__What the exercise asks__
Check each line of the records below and collect those holding "Среднесуточная".

__Raw data__
━━━━━━

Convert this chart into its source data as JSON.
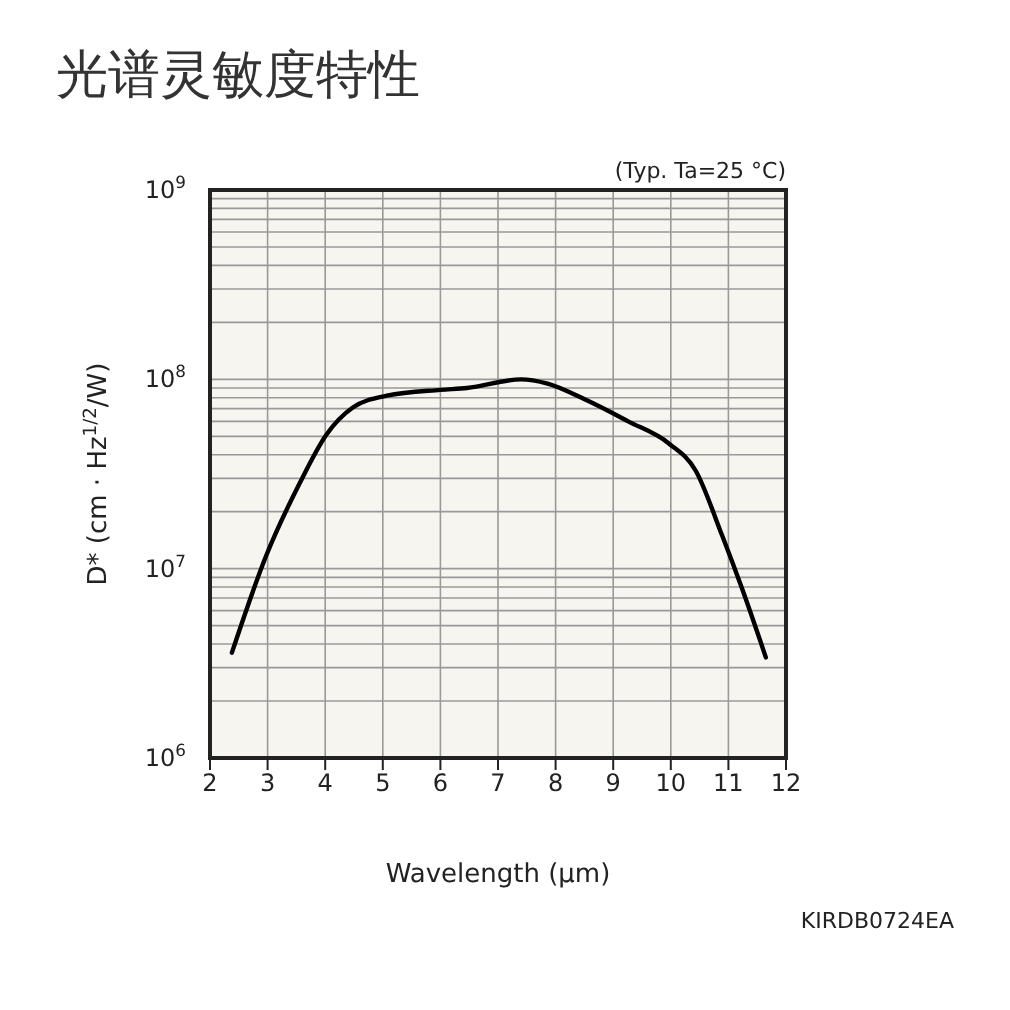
{
  "chart_data": {
    "type": "line",
    "title": "光谱灵敏度特性",
    "xlabel": "Wavelength (μm)",
    "ylabel": "D* (cm · Hz$^{1/2}$/W)",
    "annotations": [
      "(Typ. Ta=25 °C)",
      "KIRDB0724EA"
    ],
    "x": [
      2.38,
      2.97,
      3.55,
      4.02,
      4.48,
      5.07,
      6.0,
      6.46,
      7.4,
      7.86,
      8.56,
      9.26,
      9.96,
      10.43,
      10.89,
      11.24,
      11.65
    ],
    "series": [
      {
        "color": "#000000",
        "values": [
          3600000.0,
          11600000.0,
          28000000.0,
          51000000.0,
          71000000.0,
          82000000.0,
          88000000.0,
          90000000.0,
          100000000.0,
          95000000.0,
          77000000.0,
          60000000.0,
          46000000.0,
          33000000.0,
          15000000.0,
          7800000.0,
          3400000.0
        ]
      }
    ],
    "xlim": [
      2,
      12
    ],
    "xticks": [
      2,
      3,
      4,
      5,
      6,
      7,
      8,
      9,
      10,
      11,
      12
    ],
    "ylim": [
      1000000.0,
      1000000000.0
    ],
    "yticks": [
      {
        "value": 1000000.0,
        "label": "10$^{6}$"
      },
      {
        "value": 10000000.0,
        "label": "10$^{7}$"
      },
      {
        "value": 100000000.0,
        "label": "10$^{8}$"
      },
      {
        "value": 1000000000.0,
        "label": "10$^{9}$"
      }
    ],
    "log": "y",
    "grid": true,
    "marker": "none",
    "line_style": "solid"
  }
}
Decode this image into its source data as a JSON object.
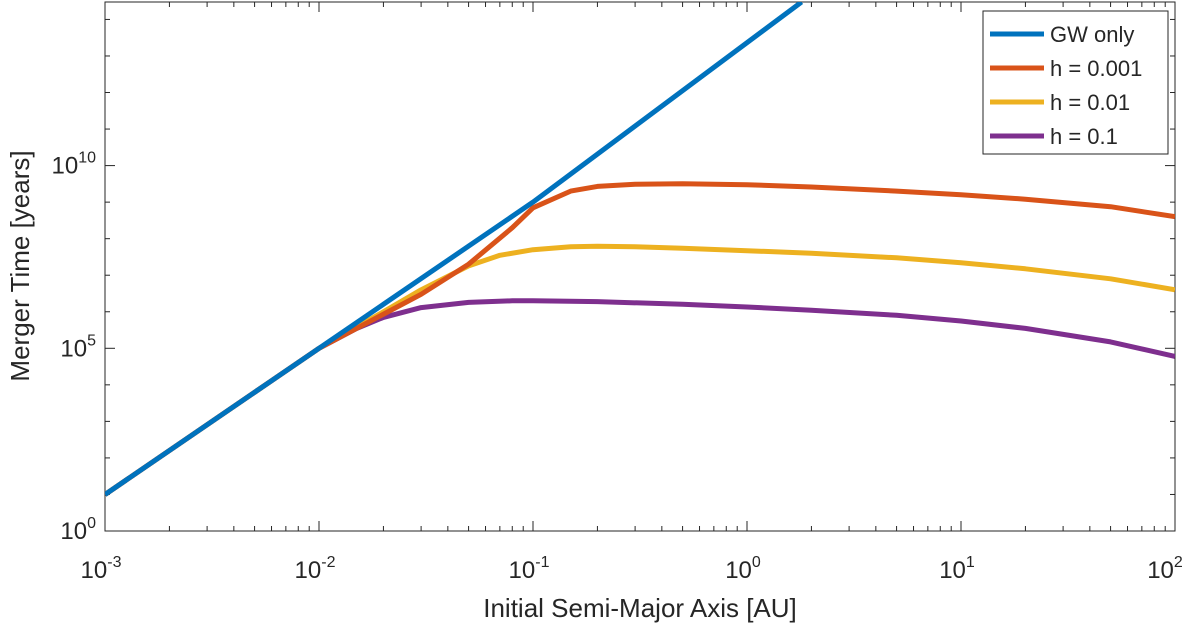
{
  "chart_data": {
    "type": "line",
    "title": "",
    "xlabel": "Initial Semi-Major Axis [AU]",
    "ylabel": "Merger Time [years]",
    "xscale": "log",
    "yscale": "log",
    "xlim": [
      0.001,
      100
    ],
    "ylim": [
      1,
      300000000000000.0
    ],
    "grid": false,
    "legend_position": "top-right",
    "x_ticks": [
      {
        "base": "10",
        "exp": "-3"
      },
      {
        "base": "10",
        "exp": "-2"
      },
      {
        "base": "10",
        "exp": "-1"
      },
      {
        "base": "10",
        "exp": "0"
      },
      {
        "base": "10",
        "exp": "1"
      },
      {
        "base": "10",
        "exp": "2"
      }
    ],
    "y_ticks": [
      {
        "base": "10",
        "exp": "0",
        "value": 1
      },
      {
        "base": "10",
        "exp": "5",
        "value": 100000
      },
      {
        "base": "10",
        "exp": "10",
        "value": 10000000000
      }
    ],
    "series": [
      {
        "name": "GW only",
        "color": "#0072BD",
        "x": [
          0.001,
          0.01,
          0.1,
          1.8
        ],
        "y": [
          10,
          100000,
          1000000000,
          300000000000000
        ]
      },
      {
        "name": "h = 0.001",
        "color": "#D95319",
        "x": [
          0.001,
          0.01,
          0.03,
          0.05,
          0.08,
          0.1,
          0.15,
          0.2,
          0.3,
          0.5,
          1,
          2,
          5,
          10,
          20,
          50,
          100
        ],
        "y": [
          10,
          100000,
          3000000,
          20000000,
          200000000,
          700000000,
          2000000000,
          2700000000,
          3100000000,
          3200000000,
          3000000000,
          2600000000,
          2000000000,
          1600000000,
          1200000000,
          750000000,
          400000000
        ]
      },
      {
        "name": "h = 0.01",
        "color": "#EDB120",
        "x": [
          0.001,
          0.01,
          0.02,
          0.03,
          0.05,
          0.07,
          0.1,
          0.15,
          0.2,
          0.3,
          0.5,
          1,
          2,
          5,
          10,
          20,
          50,
          100
        ],
        "y": [
          10,
          100000,
          1000000,
          4000000,
          18000000,
          35000000,
          50000000,
          60000000,
          62000000,
          60000000,
          55000000,
          47000000,
          40000000,
          30000000,
          22000000,
          15000000,
          8000000,
          4000000
        ]
      },
      {
        "name": "h = 0.1",
        "color": "#7E2F8E",
        "x": [
          0.001,
          0.01,
          0.015,
          0.02,
          0.03,
          0.05,
          0.08,
          0.1,
          0.2,
          0.5,
          1,
          2,
          5,
          10,
          20,
          50,
          100
        ],
        "y": [
          10,
          100000,
          350000,
          700000,
          1300000,
          1800000,
          2000000,
          2000000,
          1900000,
          1600000,
          1350000,
          1100000,
          800000,
          560000,
          350000,
          150000,
          60000
        ]
      }
    ]
  }
}
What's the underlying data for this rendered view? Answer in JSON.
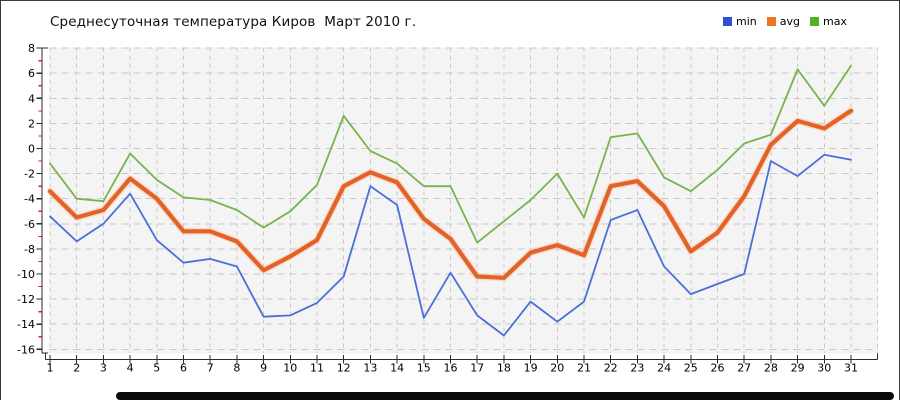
{
  "title": "Среднесуточная температура Киров  Март 2010 г.",
  "legend": [
    {
      "label": "min",
      "color": "#2b50d8"
    },
    {
      "label": "avg",
      "color": "#ee7623"
    },
    {
      "label": "max",
      "color": "#4fb123"
    }
  ],
  "chart_data": {
    "type": "line",
    "title": "Среднесуточная температура Киров  Март 2010 г.",
    "xlabel": "",
    "ylabel": "",
    "x": [
      1,
      2,
      3,
      4,
      5,
      6,
      7,
      8,
      9,
      10,
      11,
      12,
      13,
      14,
      15,
      16,
      17,
      18,
      19,
      20,
      21,
      22,
      23,
      24,
      25,
      26,
      27,
      28,
      29,
      30,
      31
    ],
    "ylim": [
      -16,
      8
    ],
    "ytick_step": 2,
    "grid": true,
    "legend_position": "top-right",
    "series": [
      {
        "name": "min",
        "color": "#4a6fd9",
        "width": 1.8,
        "values": [
          -5.4,
          -7.4,
          -6.0,
          -3.6,
          -7.3,
          -9.1,
          -8.8,
          -9.4,
          -13.4,
          -13.3,
          -12.3,
          -10.2,
          -3.0,
          -4.5,
          -13.5,
          -9.9,
          -13.3,
          -14.9,
          -12.2,
          -13.8,
          -12.2,
          -5.7,
          -4.9,
          -9.4,
          -11.6,
          -10.8,
          -10.0,
          -1.0,
          -2.2,
          -0.5,
          -0.9
        ]
      },
      {
        "name": "avg",
        "color": "#e2622a",
        "halo": "#f8cba6",
        "width": 4.2,
        "values": [
          -3.4,
          -5.5,
          -4.9,
          -2.4,
          -4.0,
          -6.6,
          -6.6,
          -7.4,
          -9.7,
          -8.6,
          -7.3,
          -3.0,
          -1.9,
          -2.7,
          -5.6,
          -7.2,
          -10.2,
          -10.3,
          -8.3,
          -7.7,
          -8.5,
          -3.0,
          -2.6,
          -4.6,
          -8.2,
          -6.7,
          -3.8,
          0.3,
          2.2,
          1.6,
          3.0
        ]
      },
      {
        "name": "max",
        "color": "#78b44c",
        "width": 1.8,
        "values": [
          -1.2,
          -4.0,
          -4.2,
          -0.4,
          -2.5,
          -3.9,
          -4.1,
          -4.9,
          -6.3,
          -5.0,
          -2.9,
          2.6,
          -0.2,
          -1.2,
          -3.0,
          -3.0,
          -7.5,
          -5.8,
          -4.1,
          -2.0,
          -5.5,
          0.9,
          1.2,
          -2.3,
          -3.4,
          -1.7,
          0.4,
          1.1,
          6.3,
          3.4,
          6.6
        ]
      }
    ],
    "colors": {
      "plot_bg": "#f4f4f4",
      "grid": "#c9c9c9",
      "axis": "#2b2b2b",
      "minor_tick": "#cc2020",
      "text": "#000000"
    }
  }
}
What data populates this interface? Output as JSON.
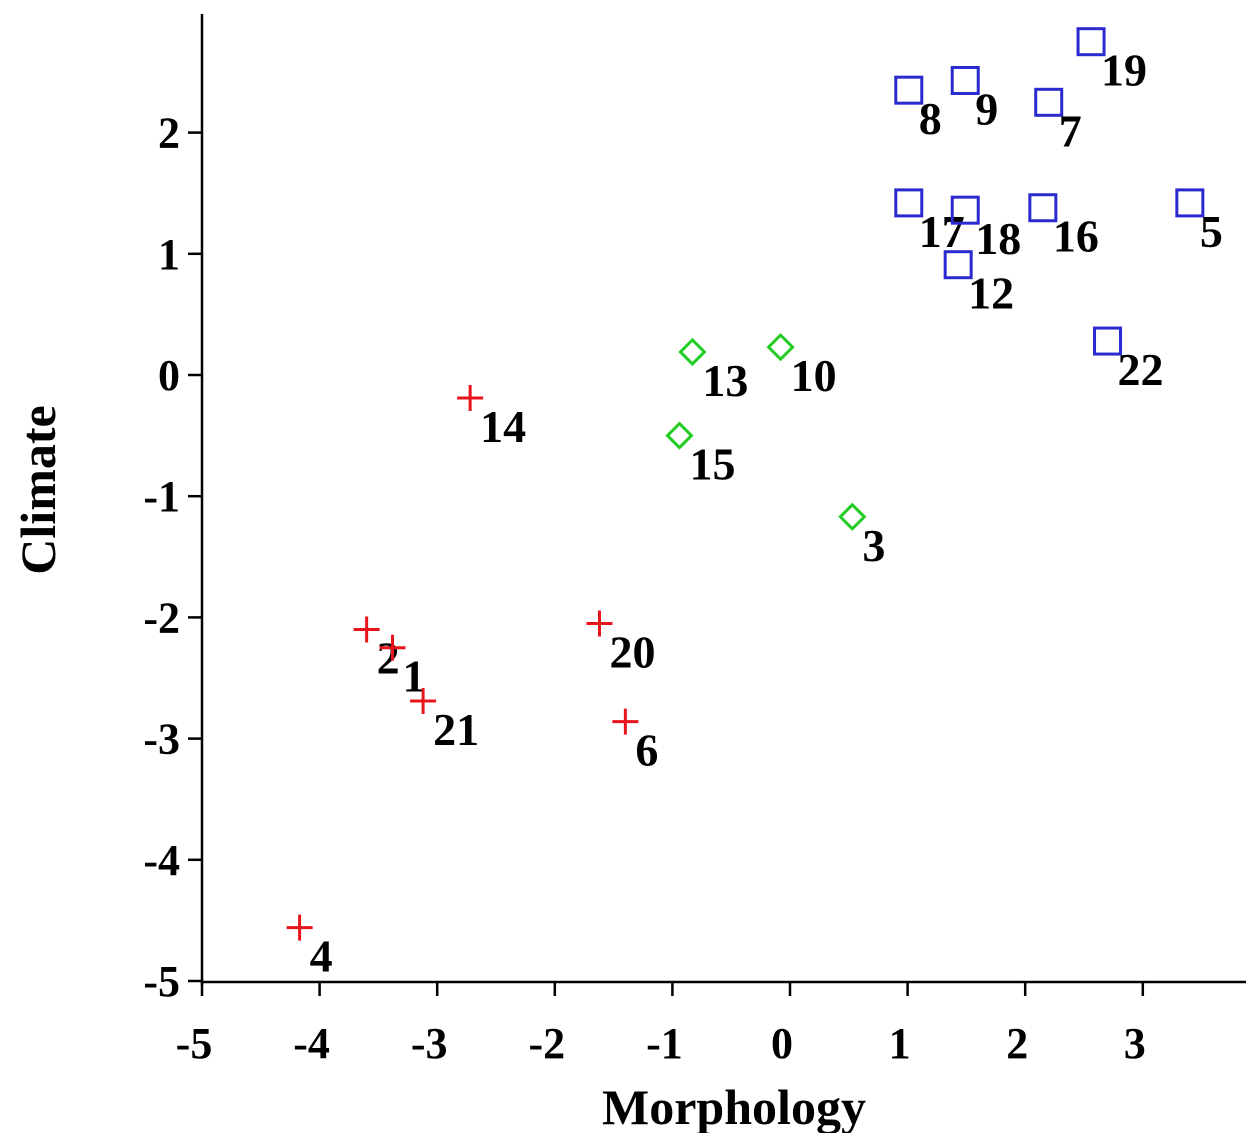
{
  "chart_data": {
    "type": "scatter",
    "xlabel": "Morphology",
    "ylabel": "Climate",
    "xlim": [
      -5,
      3.8
    ],
    "ylim": [
      -5,
      3
    ],
    "xticks": [
      -5,
      -4,
      -3,
      -2,
      -1,
      0,
      1,
      2,
      3
    ],
    "yticks": [
      -5,
      -4,
      -3,
      -2,
      -1,
      0,
      1,
      2
    ],
    "grid": false,
    "series": [
      {
        "marker": "plus",
        "color": "#e8141c",
        "points": [
          {
            "label": "14",
            "x": -2.72,
            "y": -0.19
          },
          {
            "label": "2",
            "x": -3.6,
            "y": -2.1
          },
          {
            "label": "1",
            "x": -3.38,
            "y": -2.25
          },
          {
            "label": "21",
            "x": -3.12,
            "y": -2.69
          },
          {
            "label": "20",
            "x": -1.62,
            "y": -2.05
          },
          {
            "label": "6",
            "x": -1.4,
            "y": -2.86
          },
          {
            "label": "4",
            "x": -4.17,
            "y": -4.56
          }
        ]
      },
      {
        "marker": "diamond",
        "color": "#22cc22",
        "points": [
          {
            "label": "13",
            "x": -0.83,
            "y": 0.19
          },
          {
            "label": "10",
            "x": -0.08,
            "y": 0.23
          },
          {
            "label": "15",
            "x": -0.94,
            "y": -0.5
          },
          {
            "label": "3",
            "x": 0.53,
            "y": -1.17
          }
        ]
      },
      {
        "marker": "square",
        "color": "#2a2acf",
        "points": [
          {
            "label": "19",
            "x": 2.56,
            "y": 2.75
          },
          {
            "label": "8",
            "x": 1.01,
            "y": 2.35
          },
          {
            "label": "9",
            "x": 1.49,
            "y": 2.43
          },
          {
            "label": "7",
            "x": 2.2,
            "y": 2.25
          },
          {
            "label": "17",
            "x": 1.01,
            "y": 1.42
          },
          {
            "label": "18",
            "x": 1.49,
            "y": 1.36
          },
          {
            "label": "16",
            "x": 2.15,
            "y": 1.38
          },
          {
            "label": "5",
            "x": 3.4,
            "y": 1.42
          },
          {
            "label": "12",
            "x": 1.43,
            "y": 0.91
          },
          {
            "label": "22",
            "x": 2.7,
            "y": 0.28
          }
        ]
      }
    ]
  }
}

━━━━━━

__Solution to the exercise__
  "title": "Среднесуточная температура Киров  Март 2010 г.",
    "title": "Среднесуточная температура Киров  Март 2010 г.",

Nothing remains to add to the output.